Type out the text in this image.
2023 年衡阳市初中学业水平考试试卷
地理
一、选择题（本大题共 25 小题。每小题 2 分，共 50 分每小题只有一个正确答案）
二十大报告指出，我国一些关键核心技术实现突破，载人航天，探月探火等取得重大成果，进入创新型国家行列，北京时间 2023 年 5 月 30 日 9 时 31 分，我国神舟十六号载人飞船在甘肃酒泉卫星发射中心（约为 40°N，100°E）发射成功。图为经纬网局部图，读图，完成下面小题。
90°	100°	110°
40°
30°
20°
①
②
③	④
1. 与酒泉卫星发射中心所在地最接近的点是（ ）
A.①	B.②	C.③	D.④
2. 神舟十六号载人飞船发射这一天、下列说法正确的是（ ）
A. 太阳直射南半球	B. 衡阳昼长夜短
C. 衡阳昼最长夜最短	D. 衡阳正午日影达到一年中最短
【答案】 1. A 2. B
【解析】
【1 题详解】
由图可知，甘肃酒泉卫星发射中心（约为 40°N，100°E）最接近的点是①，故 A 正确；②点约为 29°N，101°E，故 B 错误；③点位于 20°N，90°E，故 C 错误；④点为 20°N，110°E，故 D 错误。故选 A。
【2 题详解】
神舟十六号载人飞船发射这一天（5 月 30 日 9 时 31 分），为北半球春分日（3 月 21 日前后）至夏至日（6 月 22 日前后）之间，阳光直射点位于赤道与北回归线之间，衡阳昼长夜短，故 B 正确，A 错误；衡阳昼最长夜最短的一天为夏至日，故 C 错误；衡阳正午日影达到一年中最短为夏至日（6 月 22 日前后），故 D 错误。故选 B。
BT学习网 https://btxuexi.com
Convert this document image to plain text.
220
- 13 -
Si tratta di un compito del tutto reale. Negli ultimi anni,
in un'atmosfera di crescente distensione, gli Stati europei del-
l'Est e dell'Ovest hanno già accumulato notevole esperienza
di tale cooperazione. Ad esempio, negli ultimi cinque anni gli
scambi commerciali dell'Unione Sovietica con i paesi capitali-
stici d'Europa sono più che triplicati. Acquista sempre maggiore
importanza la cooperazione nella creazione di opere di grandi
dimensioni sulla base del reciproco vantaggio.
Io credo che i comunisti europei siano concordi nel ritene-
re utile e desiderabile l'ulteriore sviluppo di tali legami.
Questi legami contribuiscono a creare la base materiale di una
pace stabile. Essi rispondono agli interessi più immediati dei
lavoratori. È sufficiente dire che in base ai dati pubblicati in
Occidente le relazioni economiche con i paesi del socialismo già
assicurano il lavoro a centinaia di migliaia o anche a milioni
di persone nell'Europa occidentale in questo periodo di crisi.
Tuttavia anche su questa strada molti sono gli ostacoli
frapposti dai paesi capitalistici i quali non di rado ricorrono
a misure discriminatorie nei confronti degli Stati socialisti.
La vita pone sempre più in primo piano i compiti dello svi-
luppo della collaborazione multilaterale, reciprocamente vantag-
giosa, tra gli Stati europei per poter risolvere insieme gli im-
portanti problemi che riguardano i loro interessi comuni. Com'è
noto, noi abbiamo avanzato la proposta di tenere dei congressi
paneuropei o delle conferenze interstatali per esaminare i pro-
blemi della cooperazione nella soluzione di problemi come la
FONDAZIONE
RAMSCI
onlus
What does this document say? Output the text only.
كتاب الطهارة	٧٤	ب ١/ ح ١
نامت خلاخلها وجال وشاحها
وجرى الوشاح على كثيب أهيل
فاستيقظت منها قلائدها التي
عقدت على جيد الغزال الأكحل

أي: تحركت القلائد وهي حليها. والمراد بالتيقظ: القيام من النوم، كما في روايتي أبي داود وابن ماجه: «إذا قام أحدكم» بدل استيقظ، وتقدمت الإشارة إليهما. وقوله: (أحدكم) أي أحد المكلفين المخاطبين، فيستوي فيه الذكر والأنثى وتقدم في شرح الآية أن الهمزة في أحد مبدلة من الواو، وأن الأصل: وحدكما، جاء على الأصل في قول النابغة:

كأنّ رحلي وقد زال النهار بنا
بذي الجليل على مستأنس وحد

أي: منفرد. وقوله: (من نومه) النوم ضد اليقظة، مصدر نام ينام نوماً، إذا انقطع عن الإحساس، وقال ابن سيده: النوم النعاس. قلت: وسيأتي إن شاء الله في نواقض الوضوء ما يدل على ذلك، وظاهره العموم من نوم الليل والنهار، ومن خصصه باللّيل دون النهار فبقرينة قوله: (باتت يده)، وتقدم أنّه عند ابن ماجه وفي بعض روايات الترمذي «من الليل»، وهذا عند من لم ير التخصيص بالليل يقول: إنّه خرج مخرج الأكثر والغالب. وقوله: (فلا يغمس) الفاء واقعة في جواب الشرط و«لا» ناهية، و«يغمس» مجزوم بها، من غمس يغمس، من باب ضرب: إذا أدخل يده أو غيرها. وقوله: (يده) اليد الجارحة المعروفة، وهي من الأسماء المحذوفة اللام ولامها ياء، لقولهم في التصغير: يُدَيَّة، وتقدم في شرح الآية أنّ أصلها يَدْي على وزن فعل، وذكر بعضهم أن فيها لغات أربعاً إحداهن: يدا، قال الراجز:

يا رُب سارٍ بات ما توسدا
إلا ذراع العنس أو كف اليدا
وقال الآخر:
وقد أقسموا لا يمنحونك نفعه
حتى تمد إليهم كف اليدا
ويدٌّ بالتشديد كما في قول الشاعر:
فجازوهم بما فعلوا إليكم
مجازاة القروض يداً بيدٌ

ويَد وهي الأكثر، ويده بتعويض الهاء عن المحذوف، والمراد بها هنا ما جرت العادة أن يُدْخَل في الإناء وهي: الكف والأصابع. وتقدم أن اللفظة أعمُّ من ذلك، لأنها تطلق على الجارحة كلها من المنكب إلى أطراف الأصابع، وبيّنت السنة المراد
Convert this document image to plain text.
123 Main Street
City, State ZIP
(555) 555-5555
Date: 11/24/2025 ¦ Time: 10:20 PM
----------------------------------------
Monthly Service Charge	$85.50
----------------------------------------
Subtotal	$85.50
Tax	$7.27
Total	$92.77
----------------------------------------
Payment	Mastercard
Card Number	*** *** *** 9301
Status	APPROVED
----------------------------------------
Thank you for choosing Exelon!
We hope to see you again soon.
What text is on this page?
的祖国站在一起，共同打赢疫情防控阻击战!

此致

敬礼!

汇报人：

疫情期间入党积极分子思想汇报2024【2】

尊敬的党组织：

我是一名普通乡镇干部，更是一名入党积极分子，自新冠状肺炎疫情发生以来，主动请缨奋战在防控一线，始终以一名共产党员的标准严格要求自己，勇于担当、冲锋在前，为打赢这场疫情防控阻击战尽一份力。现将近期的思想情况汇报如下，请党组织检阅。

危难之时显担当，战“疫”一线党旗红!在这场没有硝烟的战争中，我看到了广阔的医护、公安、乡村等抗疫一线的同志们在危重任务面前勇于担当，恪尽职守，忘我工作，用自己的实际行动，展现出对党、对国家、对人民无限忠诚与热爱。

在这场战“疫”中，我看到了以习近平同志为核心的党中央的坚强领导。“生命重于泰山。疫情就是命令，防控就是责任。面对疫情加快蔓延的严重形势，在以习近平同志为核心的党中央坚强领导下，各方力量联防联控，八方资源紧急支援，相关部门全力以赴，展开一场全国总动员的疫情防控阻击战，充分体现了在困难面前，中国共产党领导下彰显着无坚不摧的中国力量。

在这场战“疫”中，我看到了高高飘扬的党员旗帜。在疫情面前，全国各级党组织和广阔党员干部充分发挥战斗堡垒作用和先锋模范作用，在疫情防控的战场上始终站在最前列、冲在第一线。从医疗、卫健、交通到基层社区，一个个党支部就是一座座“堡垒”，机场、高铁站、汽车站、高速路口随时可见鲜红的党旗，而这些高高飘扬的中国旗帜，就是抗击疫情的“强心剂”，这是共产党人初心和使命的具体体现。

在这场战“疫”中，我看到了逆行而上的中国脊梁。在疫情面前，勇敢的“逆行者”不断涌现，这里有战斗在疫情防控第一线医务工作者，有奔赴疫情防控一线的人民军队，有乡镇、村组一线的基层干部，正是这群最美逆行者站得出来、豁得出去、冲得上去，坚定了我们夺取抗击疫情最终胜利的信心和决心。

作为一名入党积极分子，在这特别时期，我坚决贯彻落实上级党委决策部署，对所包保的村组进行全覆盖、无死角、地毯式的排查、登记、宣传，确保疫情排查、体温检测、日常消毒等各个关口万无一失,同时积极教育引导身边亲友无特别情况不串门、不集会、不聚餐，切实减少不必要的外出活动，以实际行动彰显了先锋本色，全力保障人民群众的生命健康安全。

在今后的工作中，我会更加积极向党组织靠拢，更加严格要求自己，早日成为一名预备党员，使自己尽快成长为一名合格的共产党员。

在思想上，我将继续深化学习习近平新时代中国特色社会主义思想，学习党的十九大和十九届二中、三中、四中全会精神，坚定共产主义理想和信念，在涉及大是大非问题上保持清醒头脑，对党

To do: Of all the lines above, how many contain "ماجه"? Give the number and nothing more.

Solution for this exercise: 2